◆ **Task objective**:
Please copy the following lines word for word, leaving out the picture.

◆ **Input**:
============
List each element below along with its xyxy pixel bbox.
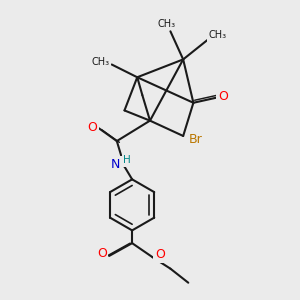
Text: O: O xyxy=(218,90,228,103)
Text: CH₃: CH₃ xyxy=(91,57,109,67)
Text: N: N xyxy=(111,158,120,170)
Text: CH₃: CH₃ xyxy=(208,30,227,40)
Text: O: O xyxy=(88,121,98,134)
Text: CH₃: CH₃ xyxy=(158,19,176,29)
Text: O: O xyxy=(97,247,107,260)
Text: O: O xyxy=(155,248,165,261)
Text: H: H xyxy=(123,155,131,165)
Text: Br: Br xyxy=(189,133,203,146)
============
◆ **Answer to the task**:
List each element below along with its xyxy pixel bbox.
Text: O: O xyxy=(218,90,228,103)
Text: CH₃: CH₃ xyxy=(91,57,109,67)
Text: N: N xyxy=(111,158,120,170)
Text: CH₃: CH₃ xyxy=(208,30,227,40)
Text: O: O xyxy=(88,121,98,134)
Text: CH₃: CH₃ xyxy=(158,19,176,29)
Text: O: O xyxy=(97,247,107,260)
Text: O: O xyxy=(155,248,165,261)
Text: H: H xyxy=(123,155,131,165)
Text: Br: Br xyxy=(189,133,203,146)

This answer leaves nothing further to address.